%%

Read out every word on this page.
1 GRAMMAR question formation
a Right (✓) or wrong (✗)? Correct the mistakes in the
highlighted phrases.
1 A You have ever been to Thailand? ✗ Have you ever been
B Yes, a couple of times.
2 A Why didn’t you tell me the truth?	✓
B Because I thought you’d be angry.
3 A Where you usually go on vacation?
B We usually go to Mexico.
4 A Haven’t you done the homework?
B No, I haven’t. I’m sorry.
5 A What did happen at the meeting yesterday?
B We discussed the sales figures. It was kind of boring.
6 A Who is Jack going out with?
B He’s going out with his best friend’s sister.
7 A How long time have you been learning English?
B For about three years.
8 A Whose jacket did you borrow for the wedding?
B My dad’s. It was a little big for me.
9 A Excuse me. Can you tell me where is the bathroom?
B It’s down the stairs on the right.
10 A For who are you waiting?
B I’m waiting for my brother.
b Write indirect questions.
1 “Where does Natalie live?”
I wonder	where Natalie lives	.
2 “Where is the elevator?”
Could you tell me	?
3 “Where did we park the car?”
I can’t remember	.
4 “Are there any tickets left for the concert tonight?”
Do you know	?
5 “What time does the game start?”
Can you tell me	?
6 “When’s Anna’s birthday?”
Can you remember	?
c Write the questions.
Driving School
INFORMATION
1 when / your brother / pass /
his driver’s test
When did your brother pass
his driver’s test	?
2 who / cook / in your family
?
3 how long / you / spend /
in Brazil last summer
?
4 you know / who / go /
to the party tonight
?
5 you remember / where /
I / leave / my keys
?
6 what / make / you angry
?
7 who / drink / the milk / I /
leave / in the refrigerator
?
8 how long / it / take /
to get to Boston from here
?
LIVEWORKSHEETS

%%

WORK TO DO → Pull out all lines in the data above that include "going".

SOLUTION FOR THIS EXERCISE →
6 A Who is Jack going out with?
B He’s going out with his best friend’s sister.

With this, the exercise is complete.